**Task details:** Please say how many lines in the records contain the word "text", giving only the number.

**Dataset excerpts:**
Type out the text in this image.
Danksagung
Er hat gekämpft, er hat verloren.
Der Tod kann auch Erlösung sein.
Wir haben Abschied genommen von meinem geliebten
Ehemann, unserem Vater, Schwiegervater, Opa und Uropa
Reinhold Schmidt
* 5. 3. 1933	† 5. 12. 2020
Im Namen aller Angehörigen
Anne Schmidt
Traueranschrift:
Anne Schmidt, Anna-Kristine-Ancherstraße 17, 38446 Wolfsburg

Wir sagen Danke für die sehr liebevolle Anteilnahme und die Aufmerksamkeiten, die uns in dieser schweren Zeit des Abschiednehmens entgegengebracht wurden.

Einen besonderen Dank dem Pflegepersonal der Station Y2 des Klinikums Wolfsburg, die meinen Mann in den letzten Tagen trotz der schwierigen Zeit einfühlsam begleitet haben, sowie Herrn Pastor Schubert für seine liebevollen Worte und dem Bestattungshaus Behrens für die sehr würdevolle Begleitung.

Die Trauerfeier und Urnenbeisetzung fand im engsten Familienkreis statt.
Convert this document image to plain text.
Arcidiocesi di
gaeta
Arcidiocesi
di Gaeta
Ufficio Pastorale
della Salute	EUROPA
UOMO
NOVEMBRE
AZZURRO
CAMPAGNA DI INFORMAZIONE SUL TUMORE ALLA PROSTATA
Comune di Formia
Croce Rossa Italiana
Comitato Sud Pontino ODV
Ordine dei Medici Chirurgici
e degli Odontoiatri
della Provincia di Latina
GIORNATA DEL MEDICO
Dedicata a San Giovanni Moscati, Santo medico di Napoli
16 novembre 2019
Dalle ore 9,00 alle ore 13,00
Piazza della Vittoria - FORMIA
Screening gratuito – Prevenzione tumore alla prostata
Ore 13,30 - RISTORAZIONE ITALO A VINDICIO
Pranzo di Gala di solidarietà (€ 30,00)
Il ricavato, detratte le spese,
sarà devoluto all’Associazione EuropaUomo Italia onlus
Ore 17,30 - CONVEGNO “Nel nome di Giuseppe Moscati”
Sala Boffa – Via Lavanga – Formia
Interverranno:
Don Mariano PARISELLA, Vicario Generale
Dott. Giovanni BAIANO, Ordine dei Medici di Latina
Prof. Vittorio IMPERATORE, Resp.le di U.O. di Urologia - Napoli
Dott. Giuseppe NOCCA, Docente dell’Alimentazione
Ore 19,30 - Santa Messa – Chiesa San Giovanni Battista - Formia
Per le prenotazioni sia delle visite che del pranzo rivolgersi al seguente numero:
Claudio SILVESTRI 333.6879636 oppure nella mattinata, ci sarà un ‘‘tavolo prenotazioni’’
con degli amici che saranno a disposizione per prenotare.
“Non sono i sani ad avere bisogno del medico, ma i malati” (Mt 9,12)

**Output for this exercise:** 2